[WHAT YOU ARE ASKED TO DO] Images must not appear in your copy; reproduce every other part of the records exactly.
— START —
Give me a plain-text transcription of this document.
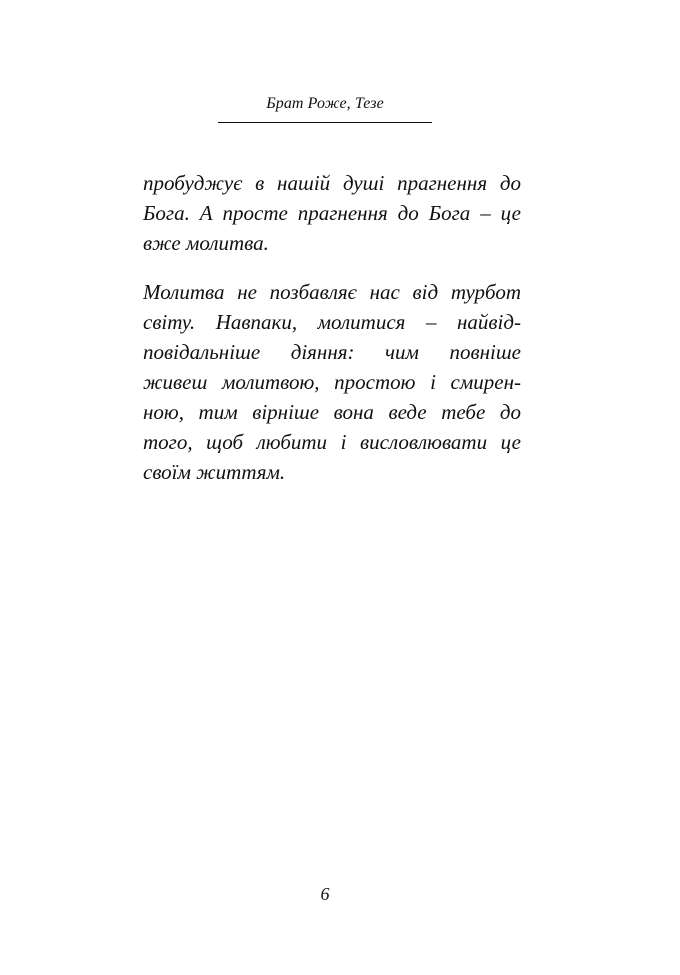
Брат Роже, Тезе
пробуджує в нашій душі прагнення до
Бога. А просте прагнення до Бога – це
вже молитва.
Молитва не позбавляє нас від турбот
світу. Навпаки, молитися – найвід-
повідальніше діяння: чим повніше
живеш молитвою, простою і смирен-
ною, тим вірніше вона веде тебе до
того, щоб любити і висловлювати це
своїм життям.
6
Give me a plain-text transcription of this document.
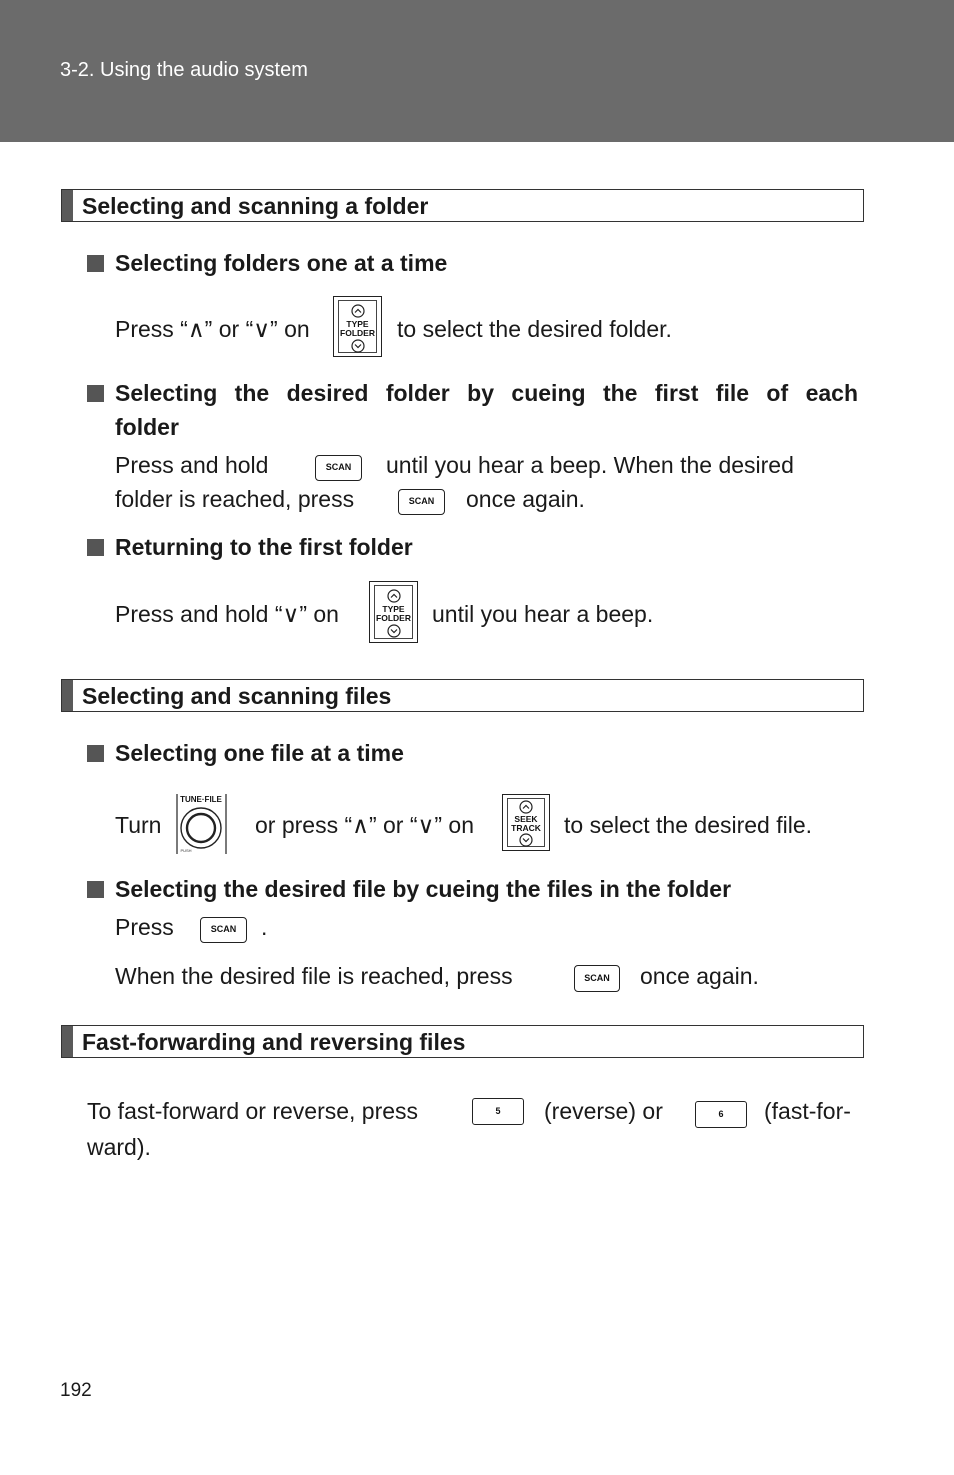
3-2. Using the audio system
Selecting and scanning a folder
Selecting folders one at a time
Press “∧” or “∨” on	TYPE
FOLDER to select the desired folder.
Selecting the desired folder by cueing the first file of each
folder
Press and hold	SCAN	until you hear a beep. When the desired
folder is reached, press	SCAN	once again.
Returning to the first folder
Press and hold “∨” on	TYPE
FOLDER until you hear a beep.
Selecting and scanning files
Selecting one file at a time
Turn
TUNE·FILE
PUSH
or press “∧” or “∨” on	SEEK
TRACK	to select the desired file.
Selecting the desired file by cueing the files in the folder
Press	SCAN	.
When the desired file is reached, press	SCAN	once again.
Fast-forwarding and reversing files
To fast-forward or reverse, press	5	(reverse) or	6	(fast-for-
ward).
192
— END —
[RESULT]
Give me a plain-text transcription of this document.
Брат Роже, Тезе
пробуджує в нашій душі прагнення до
Бога. А просте прагнення до Бога – це
вже молитва.
Молитва не позбавляє нас від турбот
світу. Навпаки, молитися – найвід-
повідальніше діяння: чим повніше
живеш молитвою, простою і смирен-
ною, тим вірніше вона веде тебе до
того, щоб любити і висловлювати це
своїм життям.
6
Give me a plain-text transcription of this document.
3-2. Using the audio system
Selecting and scanning a folder
Selecting folders one at a time
Press “∧” or “∨” on	TYPE
FOLDER to select the desired folder.
Selecting the desired folder by cueing the first file of each
folder
Press and hold	SCAN	until you hear a beep. When the desired
folder is reached, press	SCAN	once again.
Returning to the first folder
Press and hold “∨” on	TYPE
FOLDER until you hear a beep.
Selecting and scanning files
Selecting one file at a time
Turn
TUNE·FILE
PUSH
or press “∧” or “∨” on	SEEK
TRACK	to select the desired file.
Selecting the desired file by cueing the files in the folder
Press	SCAN	.
When the desired file is reached, press	SCAN	once again.
Fast-forwarding and reversing files
To fast-forward or reverse, press	5	(reverse) or	6	(fast-for-
ward).
192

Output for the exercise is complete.